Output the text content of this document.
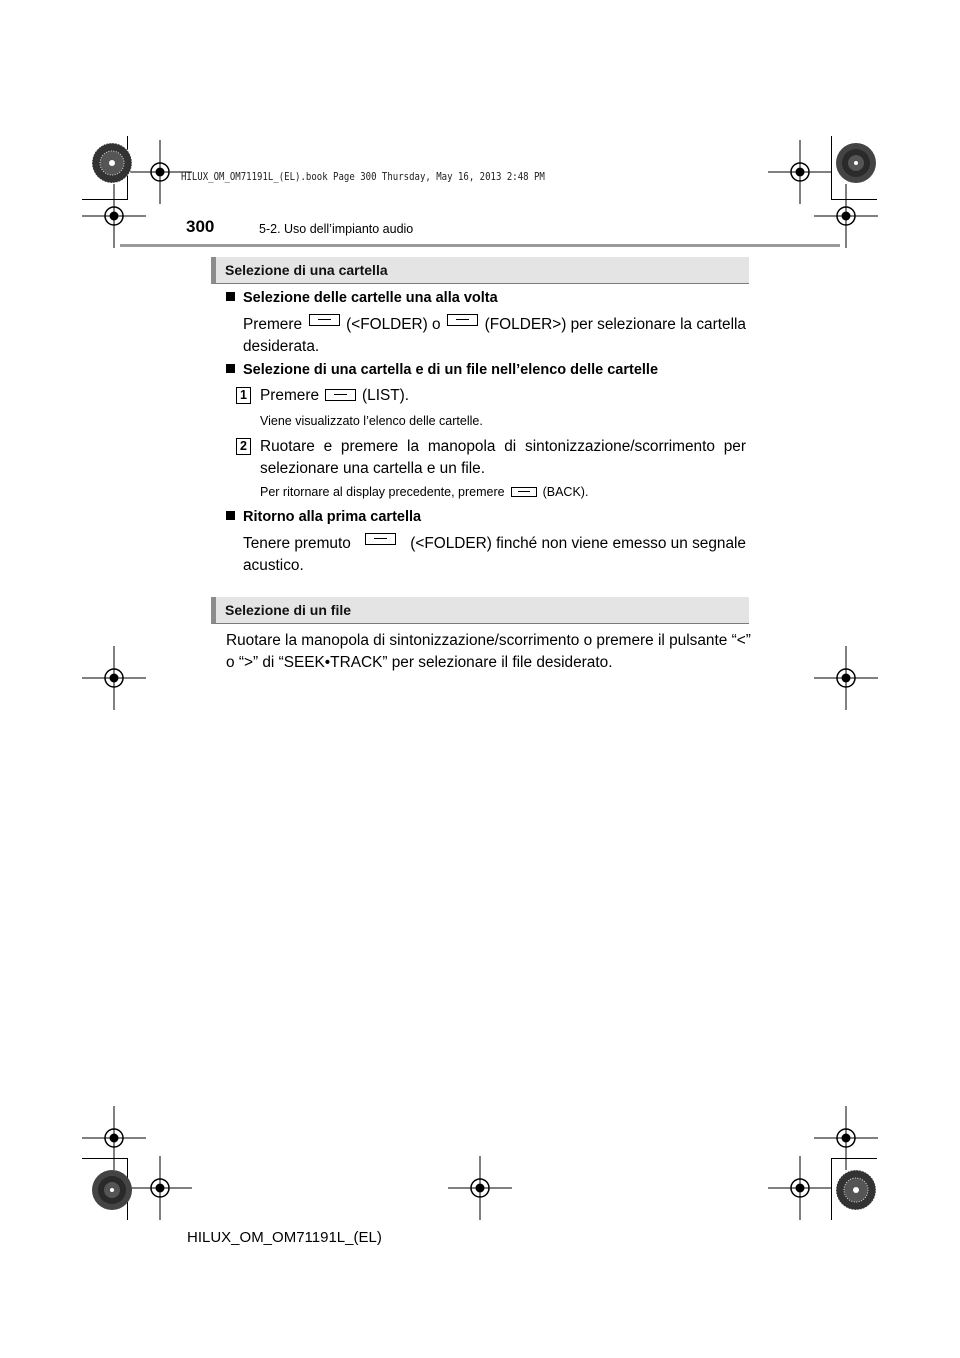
HILUX_OM_OM71191L_(EL).book Page 300 Thursday, May 16, 2013 2:48 PM
300	5-2. Uso dell’impianto audio
Selezione di una cartella
Selezione delle cartelle una alla volta
Premere	(<FOLDER) o	(FOLDER>) per selezionare la cartella
desiderata.
Selezione di una cartella e di un file nell’elenco delle cartelle
1 Premere	(LIST).
Viene visualizzato l’elenco delle cartelle.
2 Ruotare e premere la manopola di sintonizzazione/scorrimento per
selezionare una cartella e un file.
Per ritornare al display precedente, premere	(BACK).
Ritorno alla prima cartella
Tenere premuto	(<FOLDER) finché non viene emesso un segnale
acustico.
Selezione di un file
Ruotare la manopola di sintonizzazione/scorrimento o premere il pulsante “<”
o “>” di “SEEK•TRACK” per selezionare il file desiderato.
HILUX_OM_OM71191L_(EL)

## WHAT YOU SHOULD DO
Can you repeat every record above exactly, apart from the pictures?

## OUTPUT OF THE EXERCISE
Output the text content of this document.
HILUX_OM_OM71191L_(EL).book Page 300 Thursday, May 16, 2013 2:48 PM
300	5-2. Uso dell’impianto audio
Selezione di una cartella
Selezione delle cartelle una alla volta
Premere	(<FOLDER) o	(FOLDER>) per selezionare la cartella
desiderata.
Selezione di una cartella e di un file nell’elenco delle cartelle
1 Premere	(LIST).
Viene visualizzato l’elenco delle cartelle.
2 Ruotare e premere la manopola di sintonizzazione/scorrimento per
selezionare una cartella e un file.
Per ritornare al display precedente, premere	(BACK).
Ritorno alla prima cartella
Tenere premuto	(<FOLDER) finché non viene emesso un segnale
acustico.
Selezione di un file
Ruotare la manopola di sintonizzazione/scorrimento o premere il pulsante “<”
o “>” di “SEEK•TRACK” per selezionare il file desiderato.
HILUX_OM_OM71191L_(EL)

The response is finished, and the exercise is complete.